→ Task requirements:
In the entries below, count each line holding the word "protección". Answer with the total alone.

→ Excerpted data:
▽

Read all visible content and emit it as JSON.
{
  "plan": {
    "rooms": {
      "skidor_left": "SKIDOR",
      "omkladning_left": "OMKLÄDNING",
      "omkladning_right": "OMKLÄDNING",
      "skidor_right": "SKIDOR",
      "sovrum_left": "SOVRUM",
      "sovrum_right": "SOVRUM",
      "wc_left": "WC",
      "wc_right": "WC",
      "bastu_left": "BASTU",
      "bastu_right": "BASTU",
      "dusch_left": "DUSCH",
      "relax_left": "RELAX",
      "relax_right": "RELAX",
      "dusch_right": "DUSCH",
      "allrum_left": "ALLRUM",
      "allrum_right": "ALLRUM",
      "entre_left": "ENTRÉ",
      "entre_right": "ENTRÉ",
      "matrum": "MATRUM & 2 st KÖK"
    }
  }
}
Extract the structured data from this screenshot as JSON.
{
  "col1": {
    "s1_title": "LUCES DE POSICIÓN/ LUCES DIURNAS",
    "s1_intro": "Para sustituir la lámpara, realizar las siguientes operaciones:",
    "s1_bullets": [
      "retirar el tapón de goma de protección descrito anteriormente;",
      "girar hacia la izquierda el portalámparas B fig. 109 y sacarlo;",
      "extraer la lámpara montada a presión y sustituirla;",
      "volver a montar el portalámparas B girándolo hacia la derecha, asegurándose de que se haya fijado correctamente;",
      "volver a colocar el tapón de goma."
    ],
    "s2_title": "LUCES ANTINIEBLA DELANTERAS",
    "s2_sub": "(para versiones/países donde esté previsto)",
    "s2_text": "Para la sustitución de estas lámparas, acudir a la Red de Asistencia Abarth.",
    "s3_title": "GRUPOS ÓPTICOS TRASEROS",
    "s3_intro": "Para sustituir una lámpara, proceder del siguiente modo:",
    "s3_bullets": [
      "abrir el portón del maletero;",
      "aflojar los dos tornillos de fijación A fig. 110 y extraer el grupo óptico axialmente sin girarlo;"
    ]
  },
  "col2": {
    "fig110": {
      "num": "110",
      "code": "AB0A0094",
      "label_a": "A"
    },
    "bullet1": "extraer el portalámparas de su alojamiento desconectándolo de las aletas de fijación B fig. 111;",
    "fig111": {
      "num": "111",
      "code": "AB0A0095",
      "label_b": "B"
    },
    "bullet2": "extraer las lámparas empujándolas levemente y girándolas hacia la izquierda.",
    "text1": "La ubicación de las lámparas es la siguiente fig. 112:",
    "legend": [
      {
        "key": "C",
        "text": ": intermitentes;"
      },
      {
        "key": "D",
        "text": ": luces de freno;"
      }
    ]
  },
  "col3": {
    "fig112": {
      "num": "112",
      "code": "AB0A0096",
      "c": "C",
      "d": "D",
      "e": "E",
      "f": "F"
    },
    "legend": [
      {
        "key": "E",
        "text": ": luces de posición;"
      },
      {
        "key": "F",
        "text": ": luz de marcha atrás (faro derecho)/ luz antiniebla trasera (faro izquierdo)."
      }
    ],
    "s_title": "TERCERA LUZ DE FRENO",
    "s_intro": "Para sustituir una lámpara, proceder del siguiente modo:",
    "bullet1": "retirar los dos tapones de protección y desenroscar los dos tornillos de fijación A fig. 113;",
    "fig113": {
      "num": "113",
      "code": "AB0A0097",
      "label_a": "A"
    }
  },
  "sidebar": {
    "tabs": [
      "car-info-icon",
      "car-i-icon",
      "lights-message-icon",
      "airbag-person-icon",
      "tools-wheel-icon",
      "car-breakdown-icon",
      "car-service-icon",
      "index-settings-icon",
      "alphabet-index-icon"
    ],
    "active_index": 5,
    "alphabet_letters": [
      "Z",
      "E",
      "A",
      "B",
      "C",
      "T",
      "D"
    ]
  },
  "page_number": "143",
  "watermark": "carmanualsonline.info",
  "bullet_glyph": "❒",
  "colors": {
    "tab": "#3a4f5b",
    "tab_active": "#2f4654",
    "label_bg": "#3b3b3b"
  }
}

△

→ Solution:
2